**Dataset records:**

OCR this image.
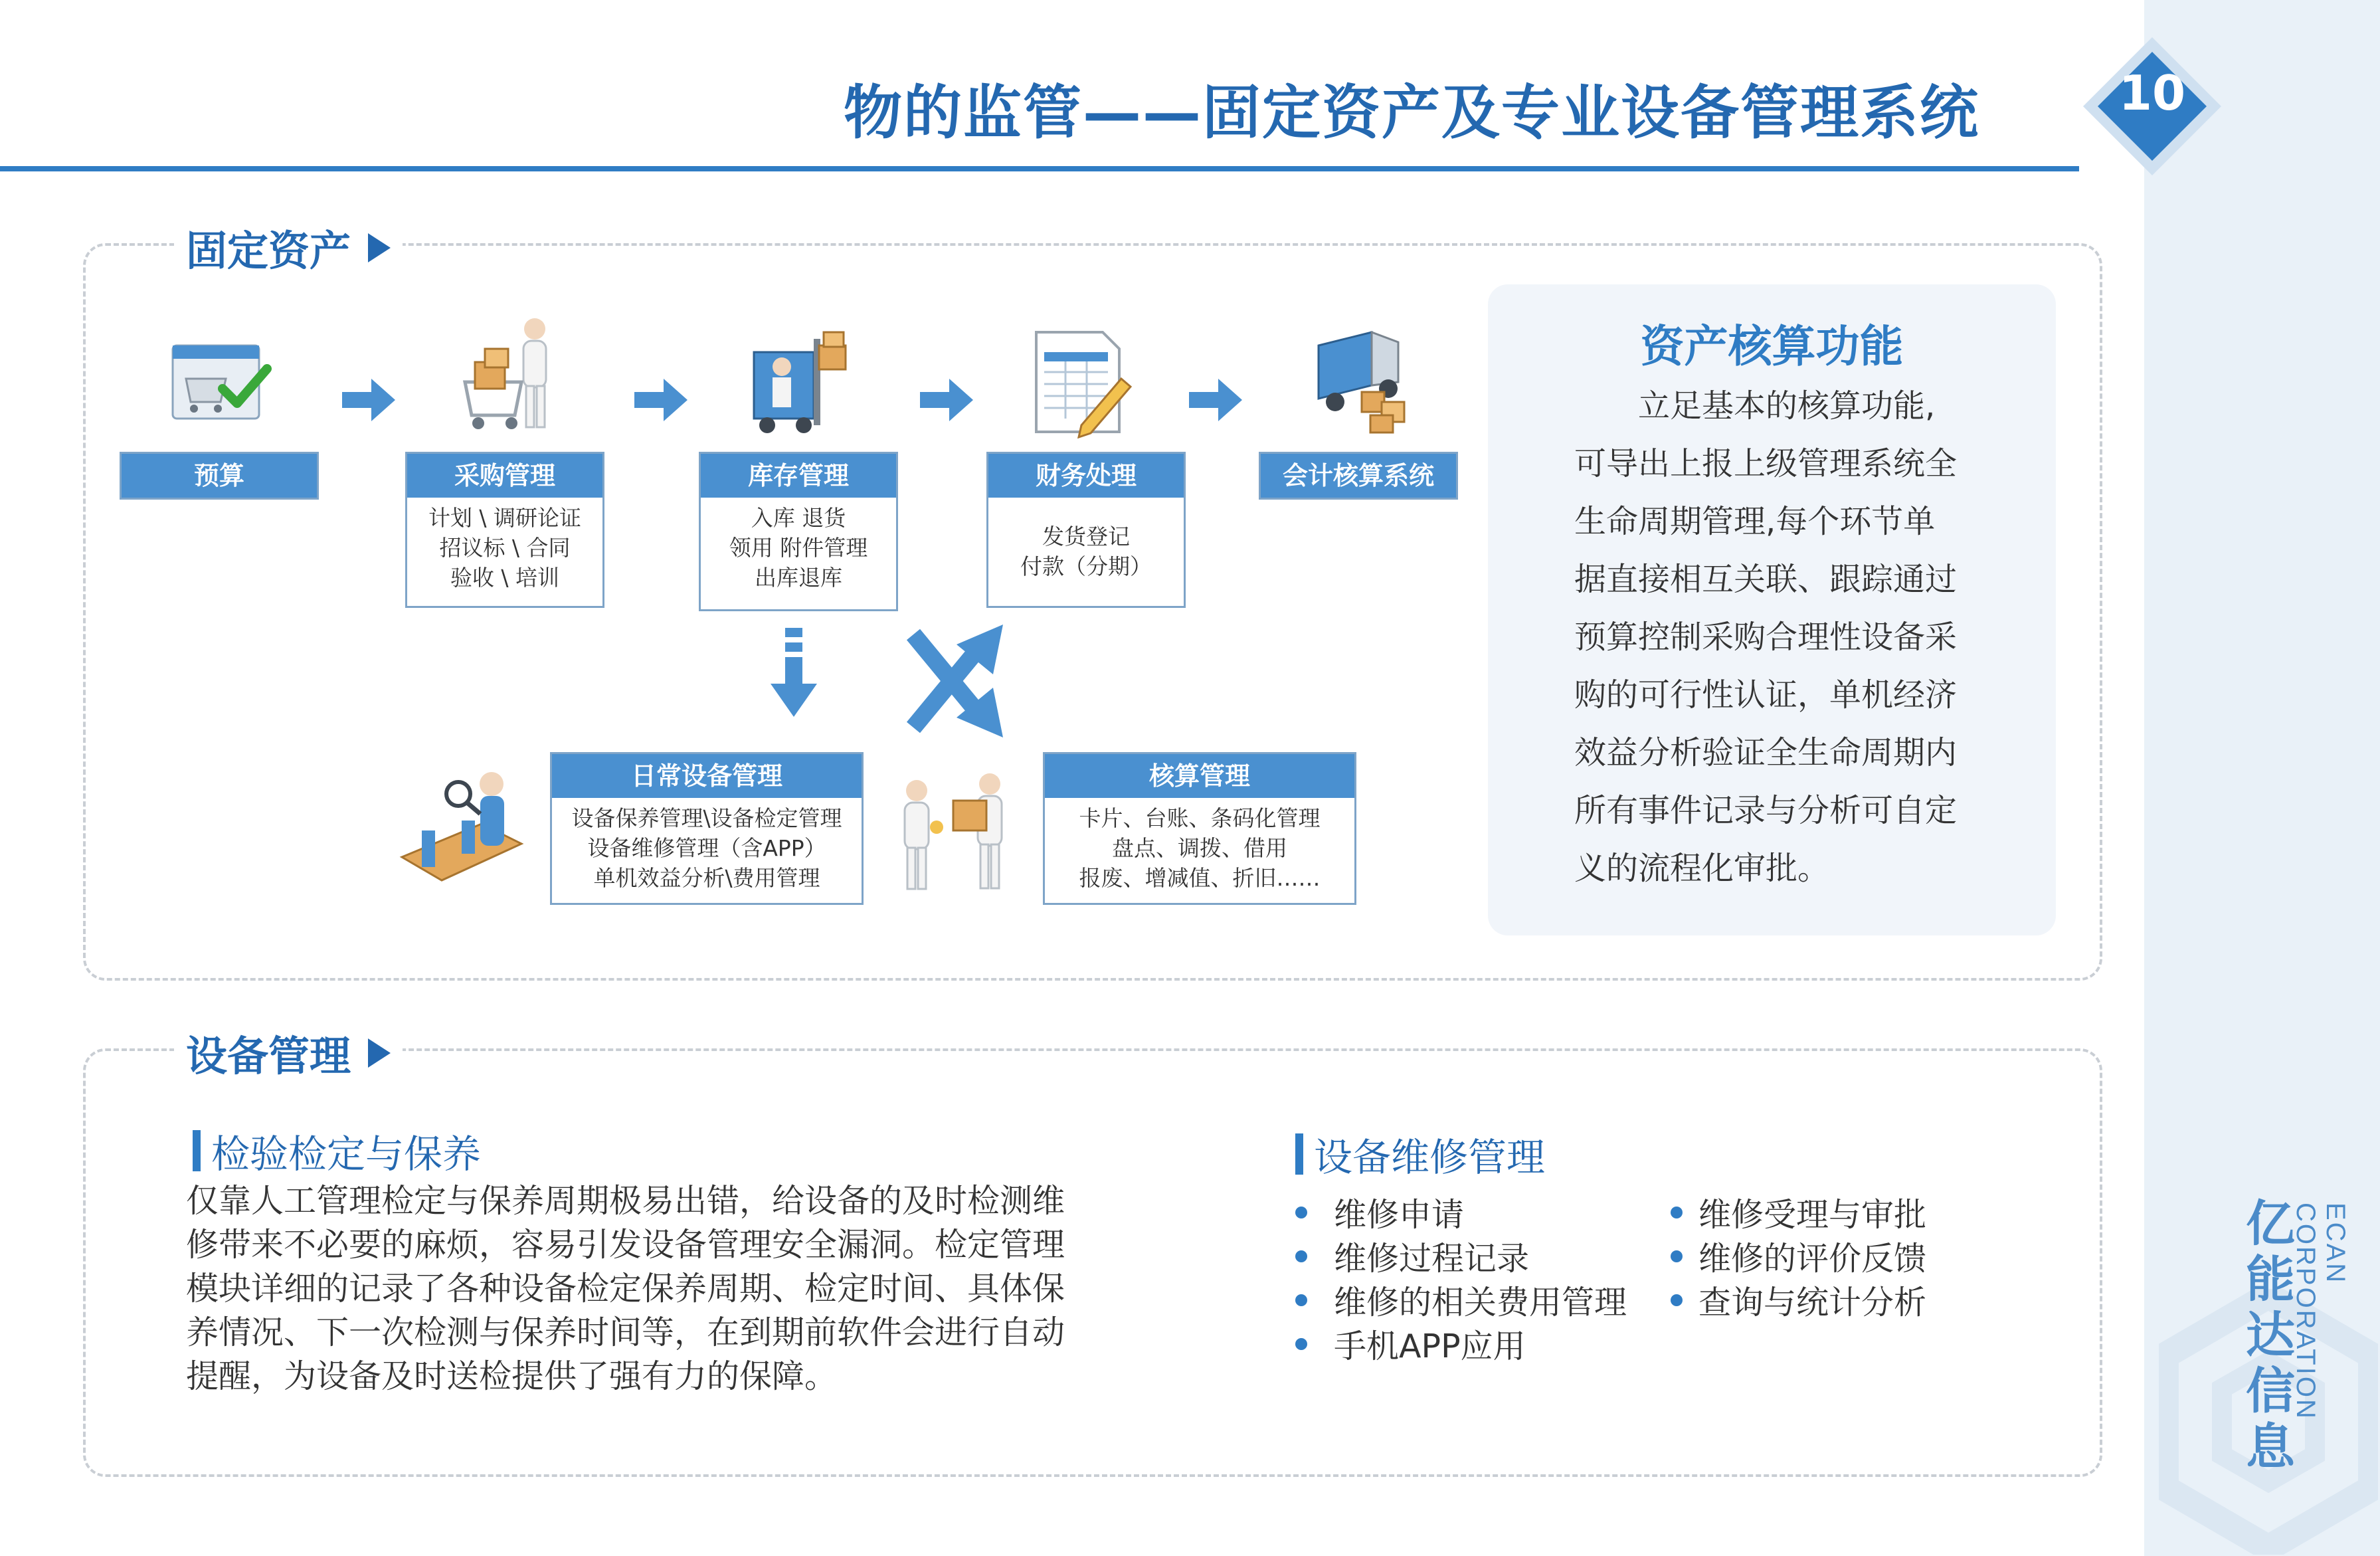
亿能达信息
ECAN CORPORATION
物的监管——固定资产及专业设备管理系统	10
固定资产
预算	采购管理
计划 \ 调研论证
招议标 \ 合同
验收 \ 培训
库存管理
入库 退货
领用 附件管理
出库退库
财务处理
发货登记
付款（分期）
会计核算系统
日常设备管理
设备保养管理\设备检定管理
设备维修管理（含APP）
单机效益分析\费用管理
核算管理
卡片、台账、条码化管理
盘点、调拨、借用
报废、增减值、折旧……
资产核算功能
　　立足基本的核算功能,
可导出上报上级管理系统全
生命周期管理,每个环节单
据直接相互关联、跟踪通过
预算控制采购合理性设备采
购的可行性认证，单机经济
效益分析验证全生命周期内
所有事件记录与分析可自定
义的流程化审批。
设备管理
检验检定与保养
仅靠人工管理检定与保养周期极易出错，给设备的及时检测维
修带来不必要的麻烦，容易引发设备管理安全漏洞。检定管理
模块详细的记录了各种设备检定保养周期、检定时间、具体保
养情况、下一次检测与保养时间等，在到期前软件会进行自动
提醒，为设备及时送检提供了强有力的保障。
设备维修管理
维修申请
维修过程记录
维修的相关费用管理
手机APP应用
维修受理与审批
维修的评价反馈
查询与统计分析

**Written exercise:** Give all the lines above again, character for character, without pictures.

**Output below:**
OCR this image.
亿能达信息
ECAN CORPORATION
物的监管——固定资产及专业设备管理系统	10
固定资产
预算	采购管理
计划 \ 调研论证
招议标 \ 合同
验收 \ 培训
库存管理
入库 退货
领用 附件管理
出库退库
财务处理
发货登记
付款（分期）
会计核算系统
日常设备管理
设备保养管理\设备检定管理
设备维修管理（含APP）
单机效益分析\费用管理
核算管理
卡片、台账、条码化管理
盘点、调拨、借用
报废、增减值、折旧……
资产核算功能
　　立足基本的核算功能,
可导出上报上级管理系统全
生命周期管理,每个环节单
据直接相互关联、跟踪通过
预算控制采购合理性设备采
购的可行性认证，单机经济
效益分析验证全生命周期内
所有事件记录与分析可自定
义的流程化审批。
设备管理
检验检定与保养
仅靠人工管理检定与保养周期极易出错，给设备的及时检测维
修带来不必要的麻烦，容易引发设备管理安全漏洞。检定管理
模块详细的记录了各种设备检定保养周期、检定时间、具体保
养情况、下一次检测与保养时间等，在到期前软件会进行自动
提醒，为设备及时送检提供了强有力的保障。
设备维修管理
维修申请
维修过程记录
维修的相关费用管理
手机APP应用
维修受理与审批
维修的评价反馈
查询与统计分析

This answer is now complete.